### Provided information
— BEGIN —
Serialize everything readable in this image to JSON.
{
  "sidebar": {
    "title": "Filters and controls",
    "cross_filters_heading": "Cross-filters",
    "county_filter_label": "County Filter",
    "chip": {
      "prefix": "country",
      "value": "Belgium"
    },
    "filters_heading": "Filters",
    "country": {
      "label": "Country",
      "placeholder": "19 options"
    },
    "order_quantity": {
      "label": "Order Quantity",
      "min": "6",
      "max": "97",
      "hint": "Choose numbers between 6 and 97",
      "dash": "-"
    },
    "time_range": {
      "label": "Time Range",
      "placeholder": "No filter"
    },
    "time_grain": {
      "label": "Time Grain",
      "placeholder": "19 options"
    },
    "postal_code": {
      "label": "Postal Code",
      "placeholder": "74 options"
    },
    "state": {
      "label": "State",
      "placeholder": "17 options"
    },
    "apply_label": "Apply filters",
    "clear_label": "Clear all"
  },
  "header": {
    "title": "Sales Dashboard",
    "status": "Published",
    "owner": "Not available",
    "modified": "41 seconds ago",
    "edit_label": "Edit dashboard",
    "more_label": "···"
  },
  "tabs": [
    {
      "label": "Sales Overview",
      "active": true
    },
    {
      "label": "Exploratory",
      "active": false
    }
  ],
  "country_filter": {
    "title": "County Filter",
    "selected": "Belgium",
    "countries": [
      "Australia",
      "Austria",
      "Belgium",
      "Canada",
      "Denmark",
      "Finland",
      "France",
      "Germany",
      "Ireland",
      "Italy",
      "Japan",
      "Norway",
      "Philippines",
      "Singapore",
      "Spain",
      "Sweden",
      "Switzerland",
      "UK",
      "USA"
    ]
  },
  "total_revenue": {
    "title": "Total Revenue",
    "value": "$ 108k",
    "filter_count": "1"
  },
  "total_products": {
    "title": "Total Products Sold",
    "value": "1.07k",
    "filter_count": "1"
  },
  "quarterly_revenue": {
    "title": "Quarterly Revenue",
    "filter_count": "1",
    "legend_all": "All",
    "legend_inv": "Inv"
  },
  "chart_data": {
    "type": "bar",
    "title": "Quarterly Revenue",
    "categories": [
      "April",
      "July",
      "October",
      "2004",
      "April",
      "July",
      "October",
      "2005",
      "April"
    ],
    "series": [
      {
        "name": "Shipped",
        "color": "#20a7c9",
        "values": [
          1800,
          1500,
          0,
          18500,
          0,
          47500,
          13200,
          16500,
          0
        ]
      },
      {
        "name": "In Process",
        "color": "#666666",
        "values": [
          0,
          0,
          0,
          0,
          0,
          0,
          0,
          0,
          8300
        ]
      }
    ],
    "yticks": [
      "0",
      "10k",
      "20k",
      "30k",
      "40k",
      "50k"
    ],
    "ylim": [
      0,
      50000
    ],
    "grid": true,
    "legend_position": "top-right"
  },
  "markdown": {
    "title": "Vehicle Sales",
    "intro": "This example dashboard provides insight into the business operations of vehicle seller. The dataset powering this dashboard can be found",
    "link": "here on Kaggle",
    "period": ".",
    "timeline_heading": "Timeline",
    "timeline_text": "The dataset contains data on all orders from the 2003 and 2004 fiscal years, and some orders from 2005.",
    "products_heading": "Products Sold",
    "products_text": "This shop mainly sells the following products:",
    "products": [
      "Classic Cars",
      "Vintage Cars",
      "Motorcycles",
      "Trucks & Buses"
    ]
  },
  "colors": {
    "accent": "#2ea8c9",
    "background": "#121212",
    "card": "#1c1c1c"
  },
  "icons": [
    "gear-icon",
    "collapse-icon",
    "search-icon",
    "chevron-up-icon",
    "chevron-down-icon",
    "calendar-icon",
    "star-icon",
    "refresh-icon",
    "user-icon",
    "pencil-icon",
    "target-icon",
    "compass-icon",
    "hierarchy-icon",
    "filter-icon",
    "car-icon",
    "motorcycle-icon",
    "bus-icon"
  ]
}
— END —
### What is being asked
Reproduce all of the data exactly as given.

### Finished answer
Serialize everything readable in this image to JSON.
{
  "sidebar": {
    "title": "Filters and controls",
    "cross_filters_heading": "Cross-filters",
    "county_filter_label": "County Filter",
    "chip": {
      "prefix": "country",
      "value": "Belgium"
    },
    "filters_heading": "Filters",
    "country": {
      "label": "Country",
      "placeholder": "19 options"
    },
    "order_quantity": {
      "label": "Order Quantity",
      "min": "6",
      "max": "97",
      "hint": "Choose numbers between 6 and 97",
      "dash": "-"
    },
    "time_range": {
      "label": "Time Range",
      "placeholder": "No filter"
    },
    "time_grain": {
      "label": "Time Grain",
      "placeholder": "19 options"
    },
    "postal_code": {
      "label": "Postal Code",
      "placeholder": "74 options"
    },
    "state": {
      "label": "State",
      "placeholder": "17 options"
    },
    "apply_label": "Apply filters",
    "clear_label": "Clear all"
  },
  "header": {
    "title": "Sales Dashboard",
    "status": "Published",
    "owner": "Not available",
    "modified": "41 seconds ago",
    "edit_label": "Edit dashboard",
    "more_label": "···"
  },
  "tabs": [
    {
      "label": "Sales Overview",
      "active": true
    },
    {
      "label": "Exploratory",
      "active": false
    }
  ],
  "country_filter": {
    "title": "County Filter",
    "selected": "Belgium",
    "countries": [
      "Australia",
      "Austria",
      "Belgium",
      "Canada",
      "Denmark",
      "Finland",
      "France",
      "Germany",
      "Ireland",
      "Italy",
      "Japan",
      "Norway",
      "Philippines",
      "Singapore",
      "Spain",
      "Sweden",
      "Switzerland",
      "UK",
      "USA"
    ]
  },
  "total_revenue": {
    "title": "Total Revenue",
    "value": "$ 108k",
    "filter_count": "1"
  },
  "total_products": {
    "title": "Total Products Sold",
    "value": "1.07k",
    "filter_count": "1"
  },
  "quarterly_revenue": {
    "title": "Quarterly Revenue",
    "filter_count": "1",
    "legend_all": "All",
    "legend_inv": "Inv"
  },
  "chart_data": {
    "type": "bar",
    "title": "Quarterly Revenue",
    "categories": [
      "April",
      "July",
      "October",
      "2004",
      "April",
      "July",
      "October",
      "2005",
      "April"
    ],
    "series": [
      {
        "name": "Shipped",
        "color": "#20a7c9",
        "values": [
          1800,
          1500,
          0,
          18500,
          0,
          47500,
          13200,
          16500,
          0
        ]
      },
      {
        "name": "In Process",
        "color": "#666666",
        "values": [
          0,
          0,
          0,
          0,
          0,
          0,
          0,
          0,
          8300
        ]
      }
    ],
    "yticks": [
      "0",
      "10k",
      "20k",
      "30k",
      "40k",
      "50k"
    ],
    "ylim": [
      0,
      50000
    ],
    "grid": true,
    "legend_position": "top-right"
  },
  "markdown": {
    "title": "Vehicle Sales",
    "intro": "This example dashboard provides insight into the business operations of vehicle seller. The dataset powering this dashboard can be found",
    "link": "here on Kaggle",
    "period": ".",
    "timeline_heading": "Timeline",
    "timeline_text": "The dataset contains data on all orders from the 2003 and 2004 fiscal years, and some orders from 2005.",
    "products_heading": "Products Sold",
    "products_text": "This shop mainly sells the following products:",
    "products": [
      "Classic Cars",
      "Vintage Cars",
      "Motorcycles",
      "Trucks & Buses"
    ]
  },
  "colors": {
    "accent": "#2ea8c9",
    "background": "#121212",
    "card": "#1c1c1c"
  },
  "icons": [
    "gear-icon",
    "collapse-icon",
    "search-icon",
    "chevron-up-icon",
    "chevron-down-icon",
    "calendar-icon",
    "star-icon",
    "refresh-icon",
    "user-icon",
    "pencil-icon",
    "target-icon",
    "compass-icon",
    "hierarchy-icon",
    "filter-icon",
    "car-icon",
    "motorcycle-icon",
    "bus-icon"
  ]
}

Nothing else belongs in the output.